Job: Wherever the word "mortali" shows up in a line, please copy that line.

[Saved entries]
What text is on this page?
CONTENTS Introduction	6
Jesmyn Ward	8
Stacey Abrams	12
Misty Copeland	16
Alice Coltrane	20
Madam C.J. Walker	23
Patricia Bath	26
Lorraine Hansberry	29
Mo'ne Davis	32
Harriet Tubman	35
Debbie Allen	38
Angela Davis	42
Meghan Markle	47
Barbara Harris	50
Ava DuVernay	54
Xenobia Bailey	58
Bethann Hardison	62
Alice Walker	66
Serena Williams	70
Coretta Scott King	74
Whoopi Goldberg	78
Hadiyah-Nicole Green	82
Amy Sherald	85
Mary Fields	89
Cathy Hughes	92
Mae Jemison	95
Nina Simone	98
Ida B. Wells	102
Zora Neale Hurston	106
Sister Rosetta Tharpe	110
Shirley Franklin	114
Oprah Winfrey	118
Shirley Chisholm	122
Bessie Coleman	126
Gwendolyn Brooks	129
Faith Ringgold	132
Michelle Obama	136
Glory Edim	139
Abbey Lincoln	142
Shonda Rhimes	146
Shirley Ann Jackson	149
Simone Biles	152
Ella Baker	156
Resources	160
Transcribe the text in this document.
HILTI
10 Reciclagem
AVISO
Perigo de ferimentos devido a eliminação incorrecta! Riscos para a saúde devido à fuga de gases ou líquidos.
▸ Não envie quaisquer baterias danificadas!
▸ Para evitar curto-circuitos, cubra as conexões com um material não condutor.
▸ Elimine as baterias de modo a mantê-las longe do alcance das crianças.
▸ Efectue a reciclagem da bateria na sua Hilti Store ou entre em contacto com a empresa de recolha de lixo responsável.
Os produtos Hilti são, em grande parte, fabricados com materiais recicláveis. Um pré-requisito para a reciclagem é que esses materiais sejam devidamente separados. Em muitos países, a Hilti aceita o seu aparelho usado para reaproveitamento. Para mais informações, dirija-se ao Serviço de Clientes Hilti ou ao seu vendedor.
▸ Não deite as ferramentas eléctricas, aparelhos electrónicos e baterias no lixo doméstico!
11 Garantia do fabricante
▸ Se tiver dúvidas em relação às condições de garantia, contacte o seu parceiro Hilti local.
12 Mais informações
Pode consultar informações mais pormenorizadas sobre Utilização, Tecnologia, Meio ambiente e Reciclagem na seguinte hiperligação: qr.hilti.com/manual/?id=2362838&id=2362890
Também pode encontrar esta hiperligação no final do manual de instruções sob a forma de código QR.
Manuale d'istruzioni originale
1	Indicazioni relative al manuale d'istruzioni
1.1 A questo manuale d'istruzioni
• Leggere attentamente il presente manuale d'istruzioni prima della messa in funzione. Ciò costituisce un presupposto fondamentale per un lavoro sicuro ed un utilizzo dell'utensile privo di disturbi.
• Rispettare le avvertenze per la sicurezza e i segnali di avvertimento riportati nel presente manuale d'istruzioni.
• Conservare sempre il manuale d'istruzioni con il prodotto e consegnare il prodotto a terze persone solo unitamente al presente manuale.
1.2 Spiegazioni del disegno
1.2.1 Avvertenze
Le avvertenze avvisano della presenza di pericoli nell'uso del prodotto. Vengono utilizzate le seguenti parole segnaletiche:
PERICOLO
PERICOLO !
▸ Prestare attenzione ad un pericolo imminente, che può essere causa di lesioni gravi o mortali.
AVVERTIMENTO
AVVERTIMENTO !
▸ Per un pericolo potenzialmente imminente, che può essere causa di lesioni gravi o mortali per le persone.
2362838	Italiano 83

Answer to the problem:
▸ Prestare attenzione ad un pericolo imminente, che può essere causa di lesioni gravi o mortali.
▸ Per un pericolo potenzialmente imminente, che può essere causa di lesioni gravi o mortali per le persone.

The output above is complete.